■ REQUIRED TASK: Pick every line from the data that holds the word "text".

■ INFORMATION PROVIDED:
★ ★ ★ ★ ★

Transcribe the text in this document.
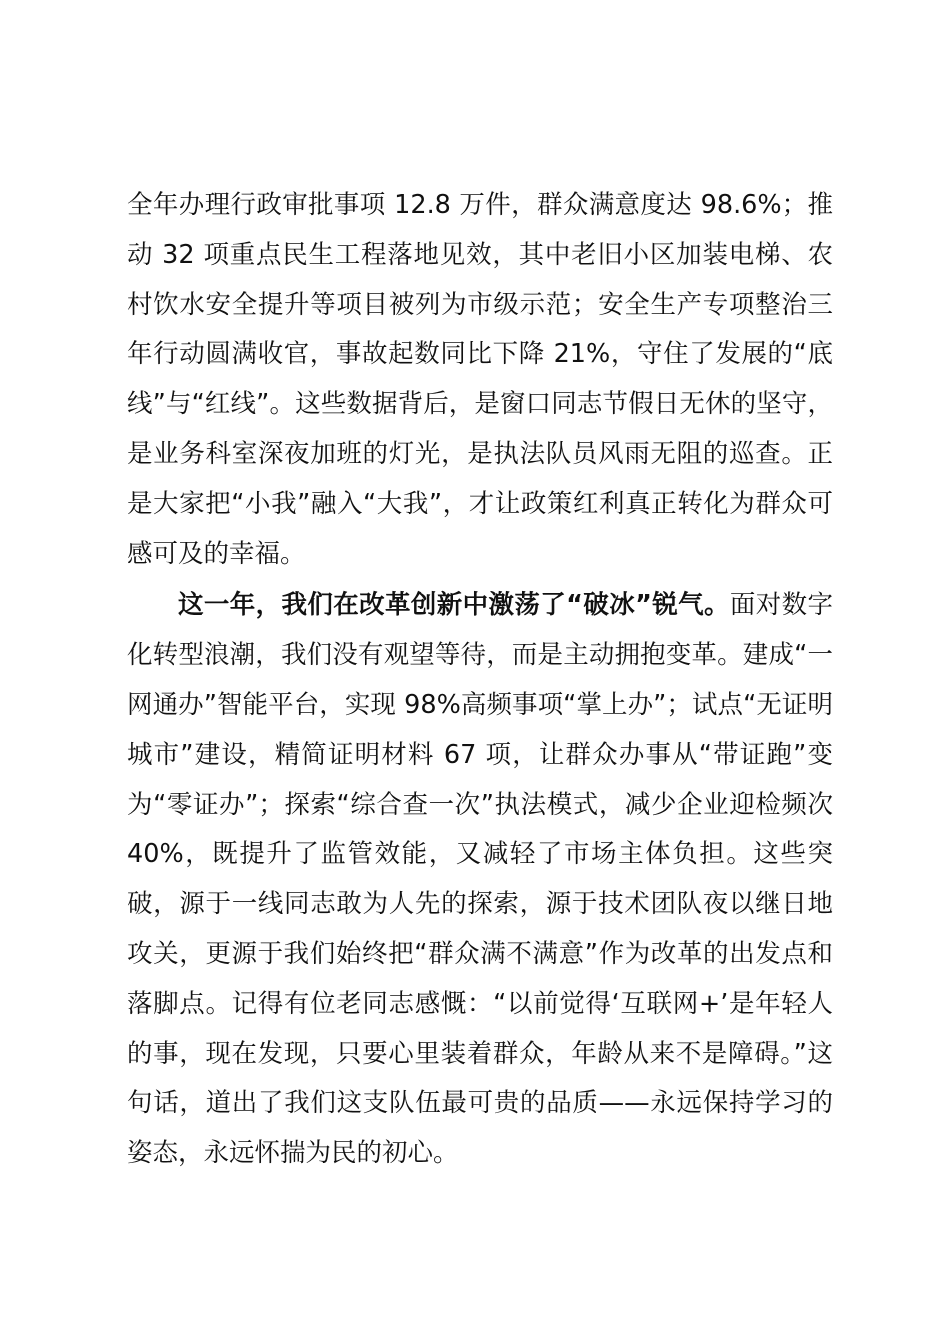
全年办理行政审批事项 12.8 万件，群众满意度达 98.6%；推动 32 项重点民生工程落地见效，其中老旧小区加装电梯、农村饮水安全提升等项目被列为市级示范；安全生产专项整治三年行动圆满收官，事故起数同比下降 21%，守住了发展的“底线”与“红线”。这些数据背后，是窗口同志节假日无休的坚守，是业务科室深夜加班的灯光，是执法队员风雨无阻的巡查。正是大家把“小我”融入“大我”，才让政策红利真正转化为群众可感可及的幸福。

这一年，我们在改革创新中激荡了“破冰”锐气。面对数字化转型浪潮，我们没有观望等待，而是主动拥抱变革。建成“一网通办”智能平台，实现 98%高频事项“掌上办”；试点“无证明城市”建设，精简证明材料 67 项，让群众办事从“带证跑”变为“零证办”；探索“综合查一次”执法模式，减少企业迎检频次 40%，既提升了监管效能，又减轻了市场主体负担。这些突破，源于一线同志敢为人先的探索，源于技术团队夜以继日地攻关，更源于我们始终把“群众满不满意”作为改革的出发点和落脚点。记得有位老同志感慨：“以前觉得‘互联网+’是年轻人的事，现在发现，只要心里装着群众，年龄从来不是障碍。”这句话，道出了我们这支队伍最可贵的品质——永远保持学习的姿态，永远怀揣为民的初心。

★ ★ ★ ★ ★

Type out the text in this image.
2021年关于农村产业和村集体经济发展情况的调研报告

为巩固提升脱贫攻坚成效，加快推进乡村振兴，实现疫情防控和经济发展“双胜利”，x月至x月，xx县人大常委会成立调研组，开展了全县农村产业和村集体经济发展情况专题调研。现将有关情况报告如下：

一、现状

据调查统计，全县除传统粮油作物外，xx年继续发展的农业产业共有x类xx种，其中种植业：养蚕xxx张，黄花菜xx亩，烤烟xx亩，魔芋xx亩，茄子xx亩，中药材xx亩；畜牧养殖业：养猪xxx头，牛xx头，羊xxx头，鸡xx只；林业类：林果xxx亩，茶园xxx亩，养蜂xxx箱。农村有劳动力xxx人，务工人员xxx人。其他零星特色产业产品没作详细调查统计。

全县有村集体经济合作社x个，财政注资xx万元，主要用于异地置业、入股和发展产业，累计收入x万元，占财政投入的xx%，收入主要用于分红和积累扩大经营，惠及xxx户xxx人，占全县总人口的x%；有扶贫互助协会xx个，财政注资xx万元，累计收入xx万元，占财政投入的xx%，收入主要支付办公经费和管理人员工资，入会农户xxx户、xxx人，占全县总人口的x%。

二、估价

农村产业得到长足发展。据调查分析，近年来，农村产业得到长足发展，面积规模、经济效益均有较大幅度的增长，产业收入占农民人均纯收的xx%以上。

★ ★ ★ ★ ★

■ RESPONSE:
Transcribe the text in this document.
Type out the text in this image.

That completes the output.